==== DATA FOR PROCESSING

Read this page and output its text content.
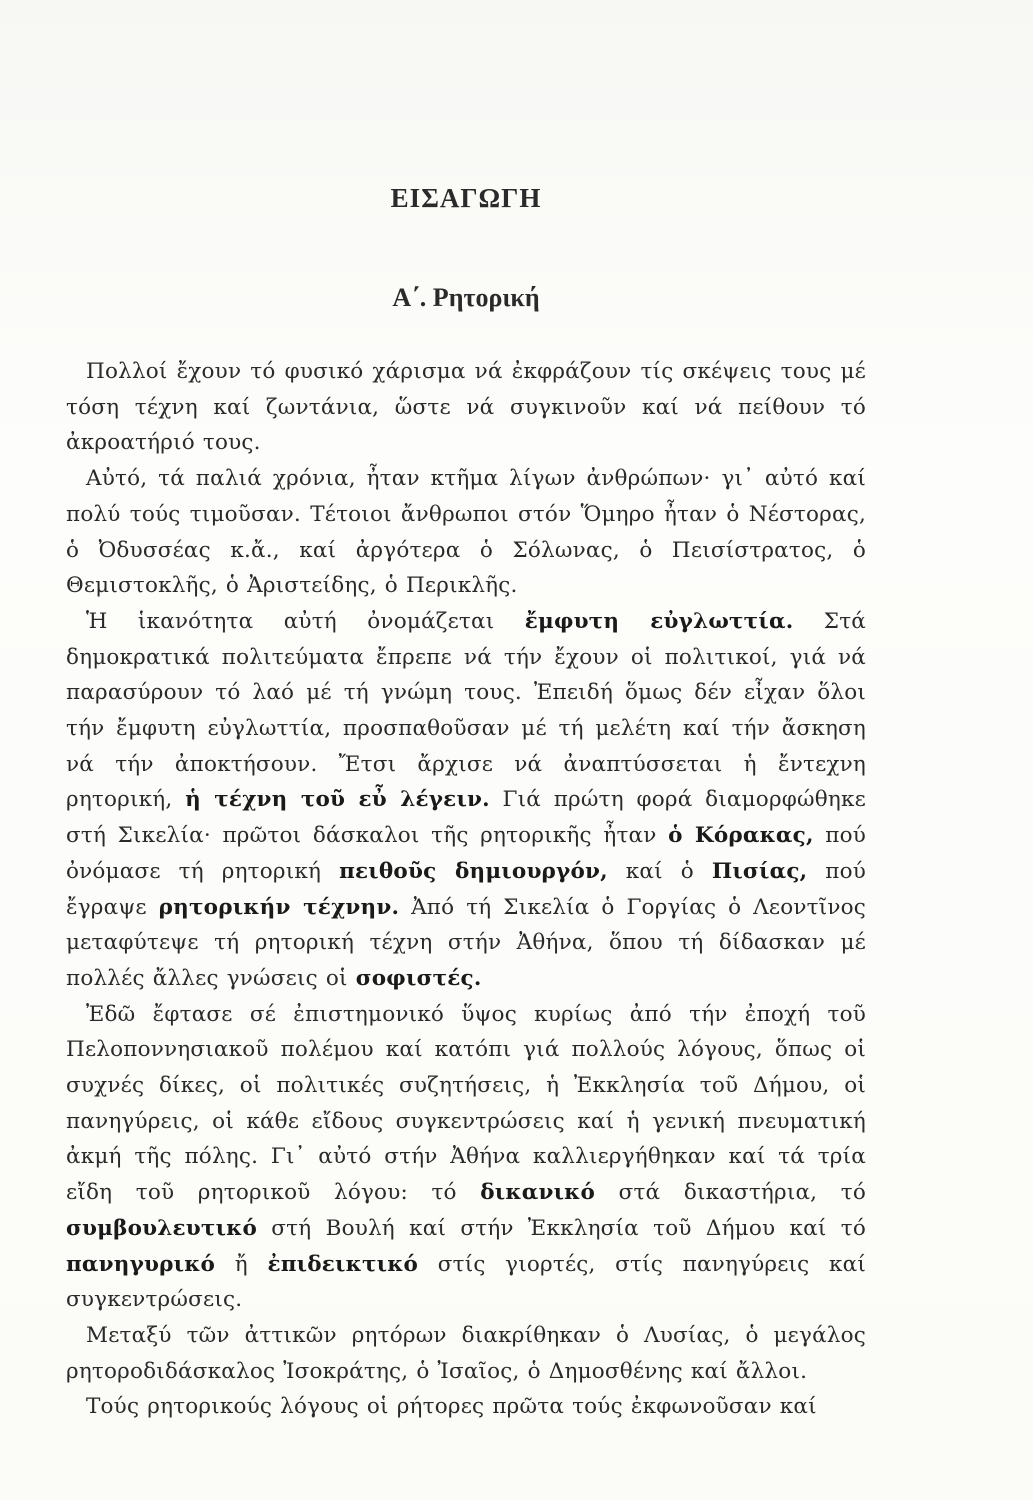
ΕΙΣΑΓΩΓΗ
Α΄. Ρητορική

Πολλοί ἔχουν τό φυσικό χάρισμα νά ἐκφράζουν τίς σκέψεις τους μέ τόση τέχνη καί ζωντάνια, ὥστε νά συγκινοῦν καί νά πείθουν τό ἀκροατήριό τους.

Αὐτό, τά παλιά χρόνια, ἦταν κτῆμα λίγων ἀνθρώπων· γι᾿ αὐτό καί πολύ τούς τιμοῦσαν. Τέτοιοι ἄνθρωποι στόν Ὅμηρο ἦταν ὁ Νέστορας, ὁ Ὀδυσσέας κ.ἄ., καί ἀργότερα ὁ Σόλωνας, ὁ Πεισίστρατος, ὁ Θεμιστοκλῆς, ὁ Ἀριστείδης, ὁ Περικλῆς.

Ἡ ἱκανότητα αὐτή ὀνομάζεται ἔμφυτη εὐγλωττία. Στά δημοκρατικά πολιτεύματα ἔπρεπε νά τήν ἔχουν οἱ πολιτικοί, γιά νά παρασύρουν τό λαό μέ τή γνώμη τους. Ἐπειδή ὅμως δέν εἶχαν ὅλοι τήν ἔμφυτη εὐγλωττία, προσπαθοῦσαν μέ τή μελέτη καί τήν ἄσκηση νά τήν ἀποκτήσουν. Ἔτσι ἄρχισε νά ἀναπτύσσεται ἡ ἔντεχνη ρητορική, ἡ τέχνη τοῦ εὖ λέγειν. Γιά πρώτη φορά διαμορφώθηκε στή Σικελία· πρῶτοι δάσκαλοι τῆς ρητορικῆς ἦταν ὁ Κόρακας, πού ὀνόμασε τή ρητορική πειθοῦς δημιουργόν, καί ὁ Πισίας, πού ἔγραψε ρητορικήν τέχνην. Ἀπό τή Σικελία ὁ Γοργίας ὁ Λεοντῖνος μεταφύτεψε τή ρητορική τέχνη στήν Ἀθήνα, ὅπου τή δίδασκαν μέ πολλές ἄλλες γνώσεις οἱ σοφιστές.

Ἐδῶ ἔφτασε σέ ἐπιστημονικό ὕψος κυρίως ἀπό τήν ἐποχή τοῦ Πελοποννησιακοῦ πολέμου καί κατόπι γιά πολλούς λόγους, ὅπως οἱ συχνές δίκες, οἱ πολιτικές συζητήσεις, ἡ Ἐκκλησία τοῦ Δήμου, οἱ πανηγύρεις, οἱ κάθε εἴδους συγκεντρώσεις καί ἡ γενική πνευματική ἀκμή τῆς πόλης. Γι᾿ αὐτό στήν Ἀθήνα καλλιεργήθηκαν καί τά τρία εἴδη τοῦ ρητορικοῦ λόγου: τό δικανικό στά δικαστήρια, τό συμβουλευτικό στή Βουλή καί στήν Ἐκκλησία τοῦ Δήμου καί τό πανηγυρικό ἤ ἐπιδεικτικό στίς γιορτές, στίς πανηγύρεις καί συγκεντρώσεις.

Μεταξύ τῶν ἀττικῶν ρητόρων διακρίθηκαν ὁ Λυσίας, ὁ μεγάλος ρητοροδιδάσκαλος Ἰσοκράτης, ὁ Ἰσαῖος, ὁ Δημοσθένης καί ἄλλοι.

Τούς ρητορικούς λόγους οἱ ρήτορες πρῶτα τούς ἐκφωνοῦσαν καί
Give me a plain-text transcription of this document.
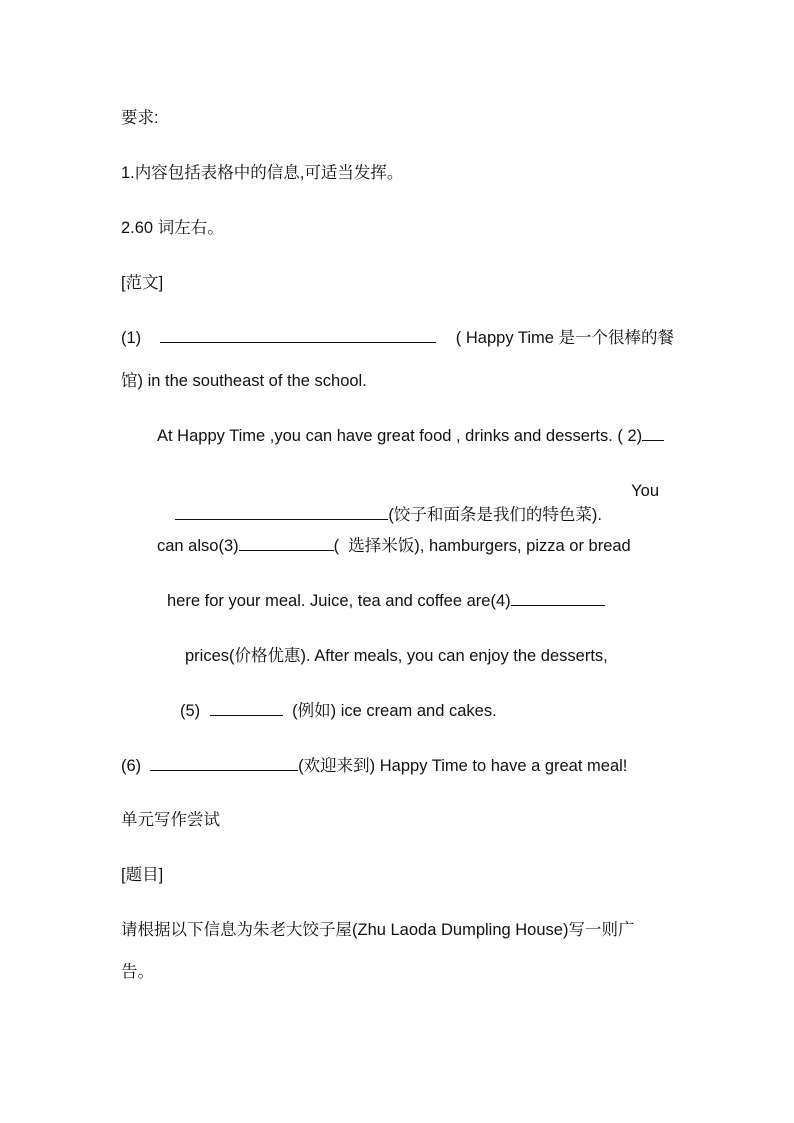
要求:
1.内容包括表格中的信息,可适当发挥。
2.60 词左右。
[范文]
(1)	( Happy Time 是一个很棒的餐
馆) in the southeast of the school.
At Happy Time ,you can have great food , drinks and desserts. ( 2)

(饺子和面条是我们的特色菜).

You

can also(3)	(  选择米饭), hamburgers, pizza or bread
here for your meal. Juice, tea and coffee are(4)
prices(价格优惠). After meals, you can enjoy the desserts,
(5)	(例如) ice cream and cakes.
(6)	(欢迎来到) Happy Time to have a great meal!
单元写作尝试
[题目]
请根据以下信息为朱老大饺子屋(Zhu Laoda Dumpling House)写一则广
告。
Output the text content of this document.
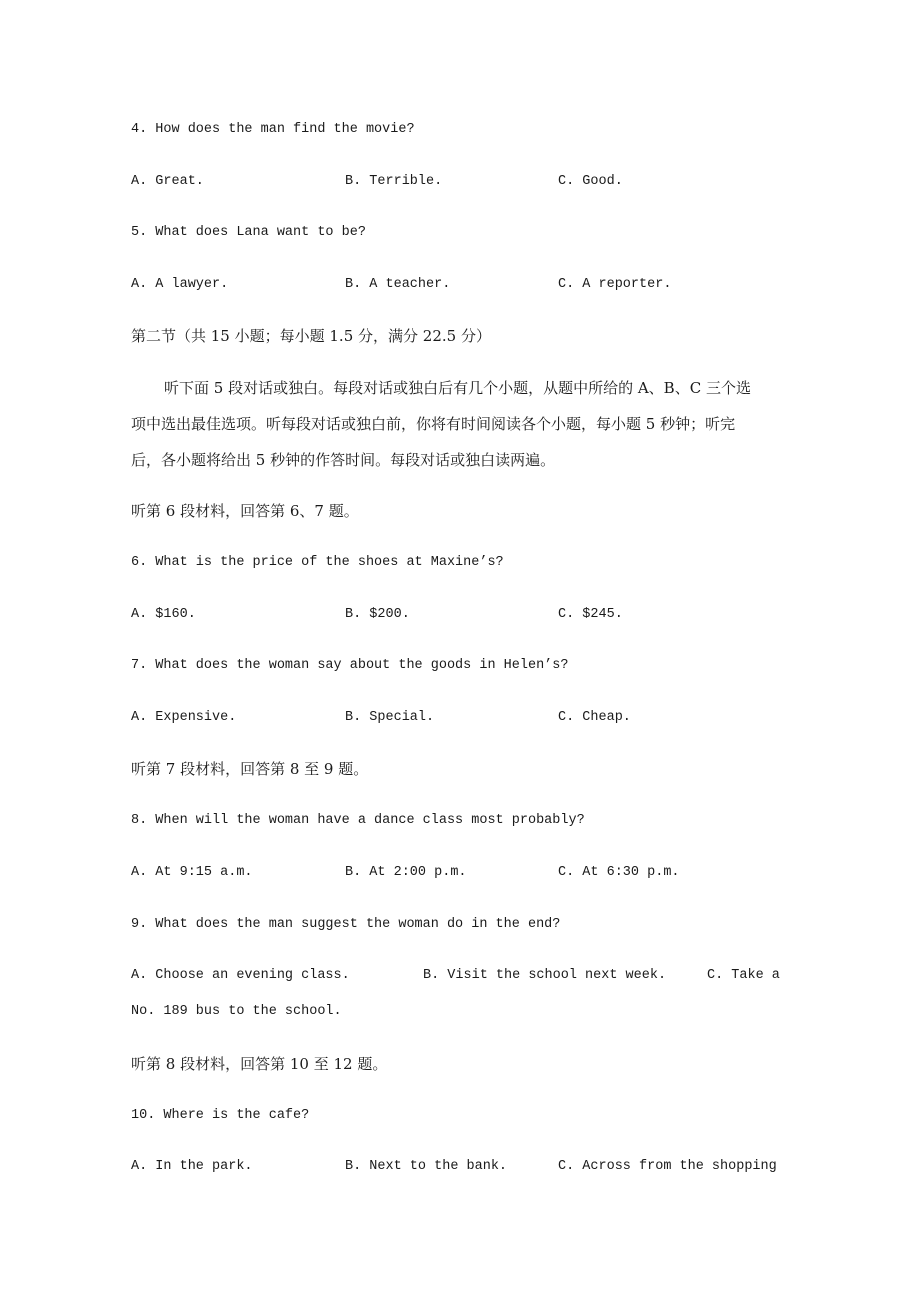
4. How does the man find the movie?
A. Great.	B. Terrible.	C. Good.
5. What does Lana want to be?
A. A lawyer.	B. A teacher.	C. A reporter.
第二节（共 15 小题；每小题 1.5 分，满分 22.5 分）
听下面 5 段对话或独白。每段对话或独白后有几个小题，从题中所给的 A、B、C 三个选
项中选出最佳选项。听每段对话或独白前，你将有时间阅读各个小题，每小题 5 秒钟；听完
后，各小题将给出 5 秒钟的作答时间。每段对话或独白读两遍。
听第 6 段材料，回答第 6、7 题。
6. What is the price of the shoes at Maxine’s?
A. $160.	B. $200.	C. $245.
7. What does the woman say about the goods in Helen’s?
A. Expensive.	B. Special.	C. Cheap.
听第 7 段材料，回答第 8 至 9 题。
8. When will the woman have a dance class most probably?
A. At 9:15 a.m.	B. At 2:00 p.m.	C. At 6:30 p.m.
9. What does the man suggest the woman do in the end?
A. Choose an evening class.	B. Visit the school next week.	C. Take a
No. 189 bus to the school.
听第 8 段材料，回答第 10 至 12 题。
10. Where is the cafe?
A. In the park.	B. Next to the bank.	C. Across from the shopping
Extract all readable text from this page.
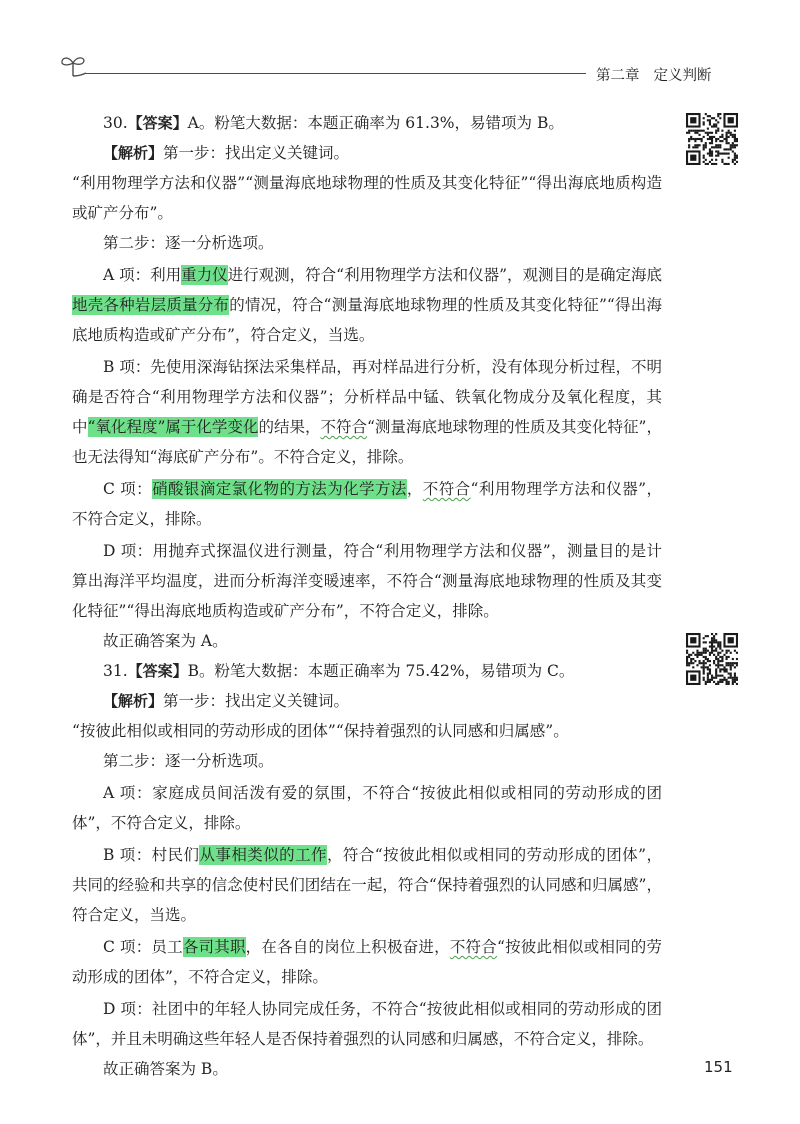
第二章 定义判断

30.【答案】A。粉笔大数据：本题正确率为 61.3%，易错项为 B。

【解析】第一步：找出定义关键词。

“利用物理学方法和仪器”“测量海底地球物理的性质及其变化特征”“得出海底地质构造或矿产分布”。

第二步：逐一分析选项。

A 项：利用重力仪进行观测，符合“利用物理学方法和仪器”，观测目的是确定海底地壳各种岩层质量分布的情况，符合“测量海底地球物理的性质及其变化特征”“得出海底地质构造或矿产分布”，符合定义，当选。

B 项：先使用深海钻探法采集样品，再对样品进行分析，没有体现分析过程，不明确是否符合“利用物理学方法和仪器”；分析样品中锰、铁氧化物成分及氧化程度，其中“氧化程度”属于化学变化的结果，不符合“测量海底地球物理的性质及其变化特征”，也无法得知“海底矿产分布”。不符合定义，排除。

C 项：硝酸银滴定氯化物的方法为化学方法，不符合“利用物理学方法和仪器”，不符合定义，排除。

D 项：用抛弃式探温仪进行测量，符合“利用物理学方法和仪器”，测量目的是计算出海洋平均温度，进而分析海洋变暖速率，不符合“测量海底地球物理的性质及其变化特征”“得出海底地质构造或矿产分布”，不符合定义，排除。

故正确答案为 A。

31.【答案】B。粉笔大数据：本题正确率为 75.42%，易错项为 C。

【解析】第一步：找出定义关键词。

“按彼此相似或相同的劳动形成的团体”“保持着强烈的认同感和归属感”。

第二步：逐一分析选项。

A 项：家庭成员间活泼有爱的氛围，不符合“按彼此相似或相同的劳动形成的团体”，不符合定义，排除。

B 项：村民们从事相类似的工作，符合“按彼此相似或相同的劳动形成的团体”，共同的经验和共享的信念使村民们团结在一起，符合“保持着强烈的认同感和归属感”，符合定义，当选。

C 项：员工各司其职，在各自的岗位上积极奋进，不符合“按彼此相似或相同的劳动形成的团体”，不符合定义，排除。

D 项：社团中的年轻人协同完成任务，不符合“按彼此相似或相同的劳动形成的团体”，并且未明确这些年轻人是否保持着强烈的认同感和归属感，不符合定义，排除。

故正确答案为 B。	151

========

**STATED TASK**. Reproduce each line word for word and drop the pictures.

**FULL SOLUTION**.
Read this page and output its text content.
ΕΙΣΑΓΩΓΗ
Α΄. Ρητορική

Πολλοί ἔχουν τό φυσικό χάρισμα νά ἐκφράζουν τίς σκέψεις τους μέ τόση τέχνη καί ζωντάνια, ὥστε νά συγκινοῦν καί νά πείθουν τό ἀκροατήριό τους.

Αὐτό, τά παλιά χρόνια, ἦταν κτῆμα λίγων ἀνθρώπων· γι᾿ αὐτό καί πολύ τούς τιμοῦσαν. Τέτοιοι ἄνθρωποι στόν Ὅμηρο ἦταν ὁ Νέστορας, ὁ Ὀδυσσέας κ.ἄ., καί ἀργότερα ὁ Σόλωνας, ὁ Πεισίστρατος, ὁ Θεμιστοκλῆς, ὁ Ἀριστείδης, ὁ Περικλῆς.

Ἡ ἱκανότητα αὐτή ὀνομάζεται ἔμφυτη εὐγλωττία. Στά δημοκρατικά πολιτεύματα ἔπρεπε νά τήν ἔχουν οἱ πολιτικοί, γιά νά παρασύρουν τό λαό μέ τή γνώμη τους. Ἐπειδή ὅμως δέν εἶχαν ὅλοι τήν ἔμφυτη εὐγλωττία, προσπαθοῦσαν μέ τή μελέτη καί τήν ἄσκηση νά τήν ἀποκτήσουν. Ἔτσι ἄρχισε νά ἀναπτύσσεται ἡ ἔντεχνη ρητορική, ἡ τέχνη τοῦ εὖ λέγειν. Γιά πρώτη φορά διαμορφώθηκε στή Σικελία· πρῶτοι δάσκαλοι τῆς ρητορικῆς ἦταν ὁ Κόρακας, πού ὀνόμασε τή ρητορική πειθοῦς δημιουργόν, καί ὁ Πισίας, πού ἔγραψε ρητορικήν τέχνην. Ἀπό τή Σικελία ὁ Γοργίας ὁ Λεοντῖνος μεταφύτεψε τή ρητορική τέχνη στήν Ἀθήνα, ὅπου τή δίδασκαν μέ πολλές ἄλλες γνώσεις οἱ σοφιστές.

Ἐδῶ ἔφτασε σέ ἐπιστημονικό ὕψος κυρίως ἀπό τήν ἐποχή τοῦ Πελοποννησιακοῦ πολέμου καί κατόπι γιά πολλούς λόγους, ὅπως οἱ συχνές δίκες, οἱ πολιτικές συζητήσεις, ἡ Ἐκκλησία τοῦ Δήμου, οἱ πανηγύρεις, οἱ κάθε εἴδους συγκεντρώσεις καί ἡ γενική πνευματική ἀκμή τῆς πόλης. Γι᾿ αὐτό στήν Ἀθήνα καλλιεργήθηκαν καί τά τρία εἴδη τοῦ ρητορικοῦ λόγου: τό δικανικό στά δικαστήρια, τό συμβουλευτικό στή Βουλή καί στήν Ἐκκλησία τοῦ Δήμου καί τό πανηγυρικό ἤ ἐπιδεικτικό στίς γιορτές, στίς πανηγύρεις καί συγκεντρώσεις.

Μεταξύ τῶν ἀττικῶν ρητόρων διακρίθηκαν ὁ Λυσίας, ὁ μεγάλος ρητοροδιδάσκαλος Ἰσοκράτης, ὁ Ἰσαῖος, ὁ Δημοσθένης καί ἄλλοι.

Τούς ρητορικούς λόγους οἱ ρήτορες πρῶτα τούς ἐκφωνοῦσαν καί
Give me a plain-text transcription of this document.
要求:
1.内容包括表格中的信息,可适当发挥。
2.60 词左右。
[范文]
(1)	( Happy Time 是一个很棒的餐
馆) in the southeast of the school.
At Happy Time ,you can have great food , drinks and desserts. ( 2)

(饺子和面条是我们的特色菜).

You

can also(3)	(  选择米饭), hamburgers, pizza or bread
here for your meal. Juice, tea and coffee are(4)
prices(价格优惠). After meals, you can enjoy the desserts,
(5)	(例如) ice cream and cakes.
(6)	(欢迎来到) Happy Time to have a great meal!
单元写作尝试
[题目]
请根据以下信息为朱老大饺子屋(Zhu Laoda Dumpling House)写一则广
告。
Output the text content of this document.
4. How does the man find the movie?
A. Great.	B. Terrible.	C. Good.
5. What does Lana want to be?
A. A lawyer.	B. A teacher.	C. A reporter.
第二节（共 15 小题；每小题 1.5 分，满分 22.5 分）
听下面 5 段对话或独白。每段对话或独白后有几个小题，从题中所给的 A、B、C 三个选
项中选出最佳选项。听每段对话或独白前，你将有时间阅读各个小题，每小题 5 秒钟；听完
后，各小题将给出 5 秒钟的作答时间。每段对话或独白读两遍。
听第 6 段材料，回答第 6、7 题。
6. What is the price of the shoes at Maxine’s?
A. $160.	B. $200.	C. $245.
7. What does the woman say about the goods in Helen’s?
A. Expensive.	B. Special.	C. Cheap.
听第 7 段材料，回答第 8 至 9 题。
8. When will the woman have a dance class most probably?
A. At 9:15 a.m.	B. At 2:00 p.m.	C. At 6:30 p.m.
9. What does the man suggest the woman do in the end?
A. Choose an evening class.	B. Visit the school next week.	C. Take a
No. 189 bus to the school.
听第 8 段材料，回答第 10 至 12 题。
10. Where is the cafe?
A. In the park.	B. Next to the bank.	C. Across from the shopping
Extract all readable text from this page.
第二章 定义判断

30.【答案】A。粉笔大数据：本题正确率为 61.3%，易错项为 B。

【解析】第一步：找出定义关键词。

“利用物理学方法和仪器”“测量海底地球物理的性质及其变化特征”“得出海底地质构造或矿产分布”。

第二步：逐一分析选项。

A 项：利用重力仪进行观测，符合“利用物理学方法和仪器”，观测目的是确定海底地壳各种岩层质量分布的情况，符合“测量海底地球物理的性质及其变化特征”“得出海底地质构造或矿产分布”，符合定义，当选。

B 项：先使用深海钻探法采集样品，再对样品进行分析，没有体现分析过程，不明确是否符合“利用物理学方法和仪器”；分析样品中锰、铁氧化物成分及氧化程度，其中“氧化程度”属于化学变化的结果，不符合“测量海底地球物理的性质及其变化特征”，也无法得知“海底矿产分布”。不符合定义，排除。

C 项：硝酸银滴定氯化物的方法为化学方法，不符合“利用物理学方法和仪器”，不符合定义，排除。

D 项：用抛弃式探温仪进行测量，符合“利用物理学方法和仪器”，测量目的是计算出海洋平均温度，进而分析海洋变暖速率，不符合“测量海底地球物理的性质及其变化特征”“得出海底地质构造或矿产分布”，不符合定义，排除。

故正确答案为 A。

31.【答案】B。粉笔大数据：本题正确率为 75.42%，易错项为 C。

【解析】第一步：找出定义关键词。

“按彼此相似或相同的劳动形成的团体”“保持着强烈的认同感和归属感”。

第二步：逐一分析选项。

A 项：家庭成员间活泼有爱的氛围，不符合“按彼此相似或相同的劳动形成的团体”，不符合定义，排除。

B 项：村民们从事相类似的工作，符合“按彼此相似或相同的劳动形成的团体”，共同的经验和共享的信念使村民们团结在一起，符合“保持着强烈的认同感和归属感”，符合定义，当选。

C 项：员工各司其职，在各自的岗位上积极奋进，不符合“按彼此相似或相同的劳动形成的团体”，不符合定义，排除。

D 项：社团中的年轻人协同完成任务，不符合“按彼此相似或相同的劳动形成的团体”，并且未明确这些年轻人是否保持着强烈的认同感和归属感，不符合定义，排除。

故正确答案为 B。	151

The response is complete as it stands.